- _Stated goal_:
Transcribe the material below exactly as it appears.

• • • • •

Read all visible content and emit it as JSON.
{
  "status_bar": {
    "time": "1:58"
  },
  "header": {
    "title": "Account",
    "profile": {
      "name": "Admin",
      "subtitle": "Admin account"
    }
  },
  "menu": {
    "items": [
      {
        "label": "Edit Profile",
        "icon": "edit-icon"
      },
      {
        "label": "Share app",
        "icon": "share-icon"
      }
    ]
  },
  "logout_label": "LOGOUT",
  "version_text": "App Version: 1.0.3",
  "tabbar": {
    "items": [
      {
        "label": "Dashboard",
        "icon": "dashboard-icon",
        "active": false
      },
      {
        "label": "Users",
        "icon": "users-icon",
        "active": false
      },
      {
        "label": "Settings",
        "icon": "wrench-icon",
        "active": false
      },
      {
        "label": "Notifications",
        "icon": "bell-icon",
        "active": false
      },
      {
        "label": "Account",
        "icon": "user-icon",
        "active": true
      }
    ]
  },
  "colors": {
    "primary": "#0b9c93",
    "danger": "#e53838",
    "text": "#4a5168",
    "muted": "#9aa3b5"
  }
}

• • • • •

- _Finished task_:
Read all visible content and emit it as JSON.
{
  "status_bar": {
    "time": "1:58"
  },
  "header": {
    "title": "Account",
    "profile": {
      "name": "Admin",
      "subtitle": "Admin account"
    }
  },
  "menu": {
    "items": [
      {
        "label": "Edit Profile",
        "icon": "edit-icon"
      },
      {
        "label": "Share app",
        "icon": "share-icon"
      }
    ]
  },
  "logout_label": "LOGOUT",
  "version_text": "App Version: 1.0.3",
  "tabbar": {
    "items": [
      {
        "label": "Dashboard",
        "icon": "dashboard-icon",
        "active": false
      },
      {
        "label": "Users",
        "icon": "users-icon",
        "active": false
      },
      {
        "label": "Settings",
        "icon": "wrench-icon",
        "active": false
      },
      {
        "label": "Notifications",
        "icon": "bell-icon",
        "active": false
      },
      {
        "label": "Account",
        "icon": "user-icon",
        "active": true
      }
    ]
  },
  "colors": {
    "primary": "#0b9c93",
    "danger": "#e53838",
    "text": "#4a5168",
    "muted": "#9aa3b5"
  }
}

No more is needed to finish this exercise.